PROBLEM STATEMENT => Set down every entry again word for word, please, but skip the pictures.

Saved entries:
--- Start ---
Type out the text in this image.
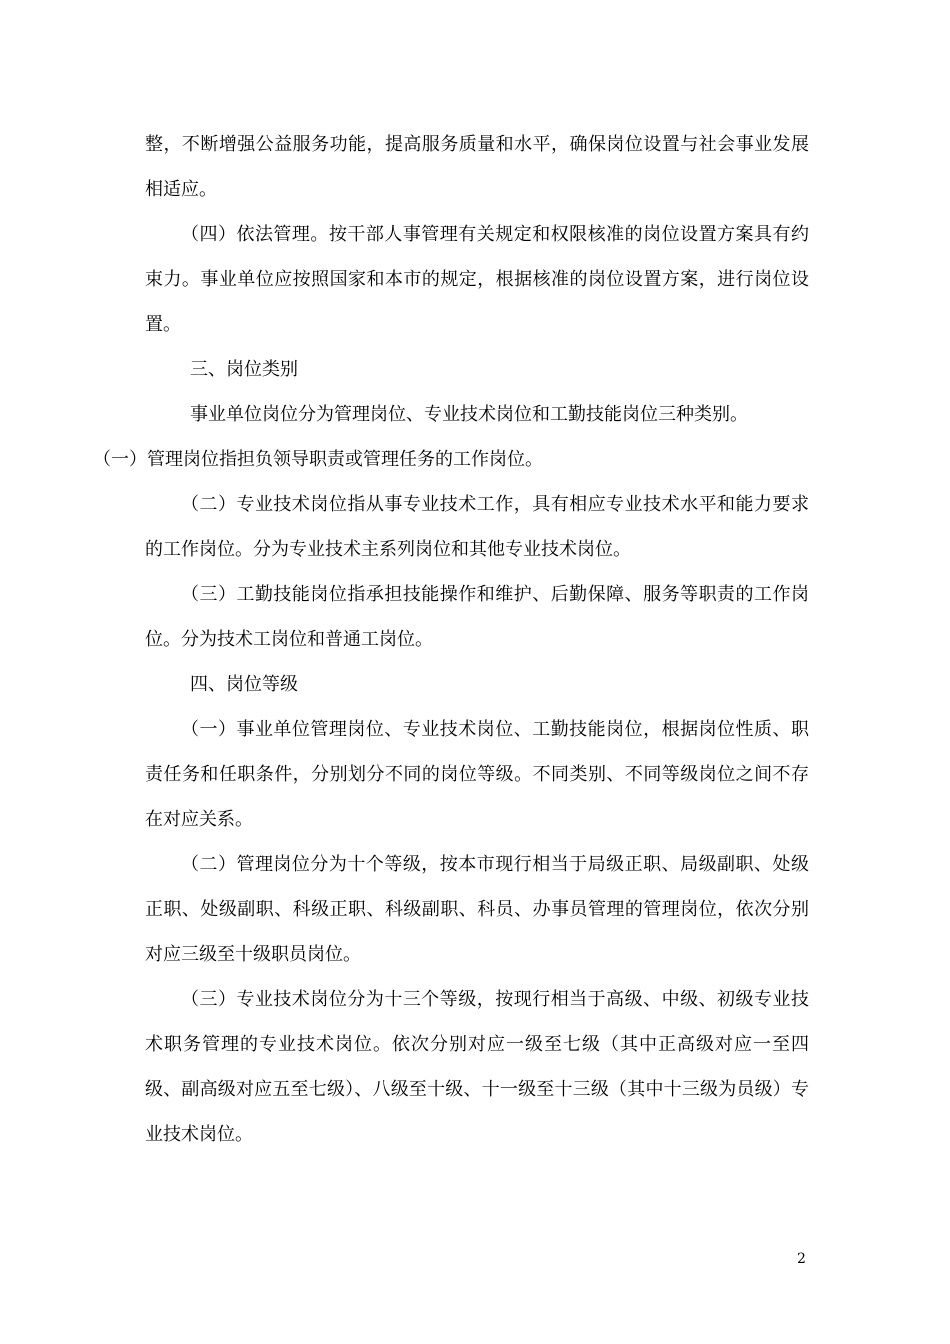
整，不断增强公益服务功能，提高服务质量和水平，确保岗位设置与社会事业发展相适应。

（四）依法管理。按干部人事管理有关规定和权限核准的岗位设置方案具有约束力。事业单位应按照国家和本市的规定，根据核准的岗位设置方案，进行岗位设置。

三、岗位类别

事业单位岗位分为管理岗位、专业技术岗位和工勤技能岗位三种类别。

（一）管理岗位指担负领导职责或管理任务的工作岗位。

（二）专业技术岗位指从事专业技术工作，具有相应专业技术水平和能力要求的工作岗位。分为专业技术主系列岗位和其他专业技术岗位。

（三）工勤技能岗位指承担技能操作和维护、后勤保障、服务等职责的工作岗位。分为技术工岗位和普通工岗位。

四、岗位等级

（一）事业单位管理岗位、专业技术岗位、工勤技能岗位，根据岗位性质、职责任务和任职条件，分别划分不同的岗位等级。不同类别、不同等级岗位之间不存在对应关系。

（二）管理岗位分为十个等级，按本市现行相当于局级正职、局级副职、处级正职、处级副职、科级正职、科级副职、科员、办事员管理的管理岗位，依次分别对应三级至十级职员岗位。

（三）专业技术岗位分为十三个等级，按现行相当于高级、中级、初级专业技术职务管理的专业技术岗位。依次分别对应一级至七级（其中正高级对应一至四级、副高级对应五至七级）、八级至十级、十一级至十三级（其中十三级为员级）专业技术岗位。

2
--- End ---
OUTPUT BELOW =>
Type out the text in this image.
整，不断增强公益服务功能，提高服务质量和水平，确保岗位设置与社会事业发展相适应。

（四）依法管理。按干部人事管理有关规定和权限核准的岗位设置方案具有约束力。事业单位应按照国家和本市的规定，根据核准的岗位设置方案，进行岗位设置。

三、岗位类别

事业单位岗位分为管理岗位、专业技术岗位和工勤技能岗位三种类别。

（一）管理岗位指担负领导职责或管理任务的工作岗位。

（二）专业技术岗位指从事专业技术工作，具有相应专业技术水平和能力要求的工作岗位。分为专业技术主系列岗位和其他专业技术岗位。

（三）工勤技能岗位指承担技能操作和维护、后勤保障、服务等职责的工作岗位。分为技术工岗位和普通工岗位。

四、岗位等级

（一）事业单位管理岗位、专业技术岗位、工勤技能岗位，根据岗位性质、职责任务和任职条件，分别划分不同的岗位等级。不同类别、不同等级岗位之间不存在对应关系。

（二）管理岗位分为十个等级，按本市现行相当于局级正职、局级副职、处级正职、处级副职、科级正职、科级副职、科员、办事员管理的管理岗位，依次分别对应三级至十级职员岗位。

（三）专业技术岗位分为十三个等级，按现行相当于高级、中级、初级专业技术职务管理的专业技术岗位。依次分别对应一级至七级（其中正高级对应一至四级、副高级对应五至七级）、八级至十级、十一级至十三级（其中十三级为员级）专业技术岗位。

2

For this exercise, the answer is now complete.